Go through the material below and copy each line where the word "majoria" appears.
:::
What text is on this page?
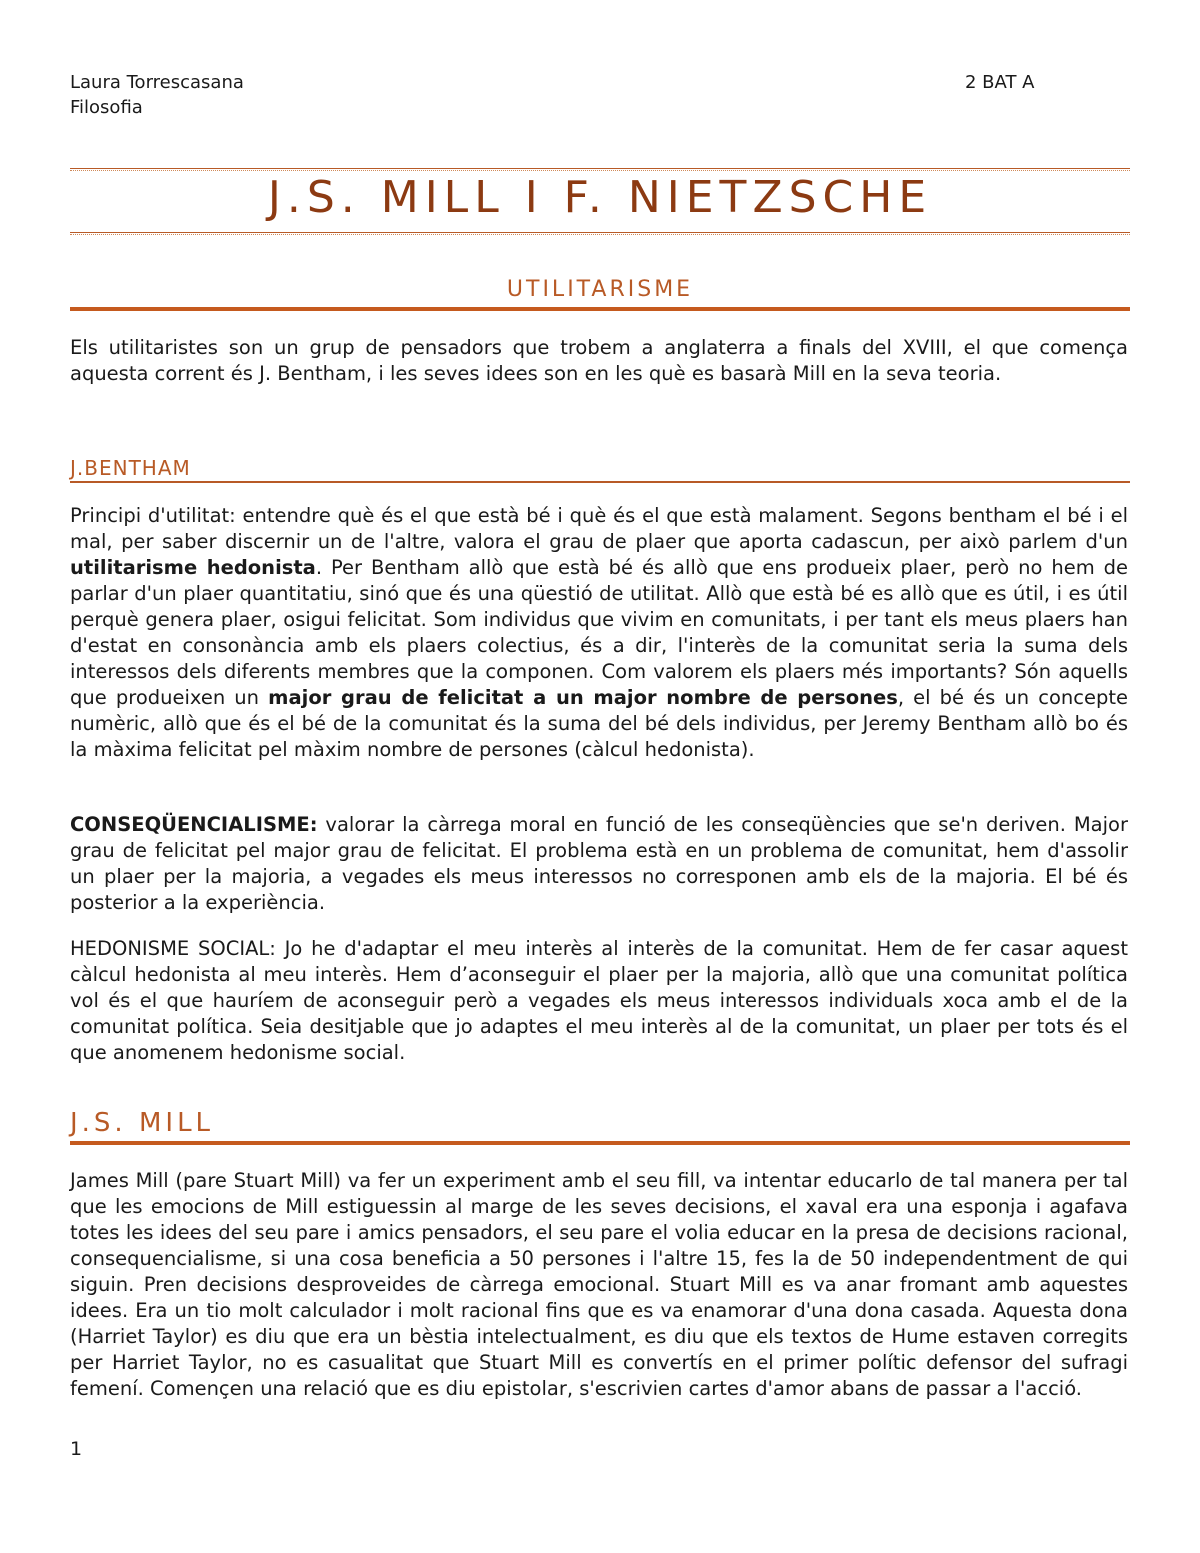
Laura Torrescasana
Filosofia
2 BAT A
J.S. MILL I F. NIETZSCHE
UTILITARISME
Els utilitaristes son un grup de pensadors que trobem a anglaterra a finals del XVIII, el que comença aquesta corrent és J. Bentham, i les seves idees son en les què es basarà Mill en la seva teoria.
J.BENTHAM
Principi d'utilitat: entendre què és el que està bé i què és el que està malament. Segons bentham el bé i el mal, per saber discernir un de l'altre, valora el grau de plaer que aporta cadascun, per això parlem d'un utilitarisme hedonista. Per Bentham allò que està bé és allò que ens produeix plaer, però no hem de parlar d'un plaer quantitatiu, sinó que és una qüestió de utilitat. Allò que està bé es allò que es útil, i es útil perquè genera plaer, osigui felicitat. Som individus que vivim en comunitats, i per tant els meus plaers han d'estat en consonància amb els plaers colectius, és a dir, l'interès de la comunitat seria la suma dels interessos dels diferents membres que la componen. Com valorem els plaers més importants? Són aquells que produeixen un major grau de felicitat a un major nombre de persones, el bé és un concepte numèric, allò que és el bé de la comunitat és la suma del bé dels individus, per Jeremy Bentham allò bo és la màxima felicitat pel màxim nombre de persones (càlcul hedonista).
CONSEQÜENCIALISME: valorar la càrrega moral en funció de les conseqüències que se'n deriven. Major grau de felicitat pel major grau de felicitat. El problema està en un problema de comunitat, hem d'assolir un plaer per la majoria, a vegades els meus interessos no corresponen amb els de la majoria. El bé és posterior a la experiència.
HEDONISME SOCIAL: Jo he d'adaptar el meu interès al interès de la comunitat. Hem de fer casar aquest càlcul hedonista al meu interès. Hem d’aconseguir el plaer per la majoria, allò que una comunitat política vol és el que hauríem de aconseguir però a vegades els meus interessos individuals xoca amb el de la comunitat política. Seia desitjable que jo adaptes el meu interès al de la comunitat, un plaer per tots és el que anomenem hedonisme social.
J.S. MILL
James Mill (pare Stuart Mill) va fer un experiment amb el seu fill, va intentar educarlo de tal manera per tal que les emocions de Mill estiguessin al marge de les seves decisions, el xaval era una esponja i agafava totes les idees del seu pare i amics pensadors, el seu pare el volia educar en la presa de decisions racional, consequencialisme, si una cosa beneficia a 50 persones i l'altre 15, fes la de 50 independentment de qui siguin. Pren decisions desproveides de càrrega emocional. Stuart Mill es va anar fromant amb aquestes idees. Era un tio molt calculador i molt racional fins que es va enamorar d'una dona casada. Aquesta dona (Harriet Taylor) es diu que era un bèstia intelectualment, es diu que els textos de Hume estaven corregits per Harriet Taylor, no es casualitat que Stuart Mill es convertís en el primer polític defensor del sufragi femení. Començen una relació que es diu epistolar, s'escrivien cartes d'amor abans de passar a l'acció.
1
:::
TASK RESPONSE »
CONSEQÜENCIALISME: valorar la càrrega moral en funció de les conseqüències que se'n deriven. Major grau de felicitat pel major grau de felicitat. El problema està en un problema de comunitat, hem d'assolir un plaer per la majoria, a vegades els meus interessos no corresponen amb els de la majoria. El bé és posterior a la experiència.
HEDONISME SOCIAL: Jo he d'adaptar el meu interès al interès de la comunitat. Hem de fer casar aquest càlcul hedonista al meu interès. Hem d’aconseguir el plaer per la majoria, allò que una comunitat política vol és el que hauríem de aconseguir però a vegades els meus interessos individuals xoca amb el de la comunitat política. Seia desitjable que jo adaptes el meu interès al de la comunitat, un plaer per tots és el que anomenem hedonisme social.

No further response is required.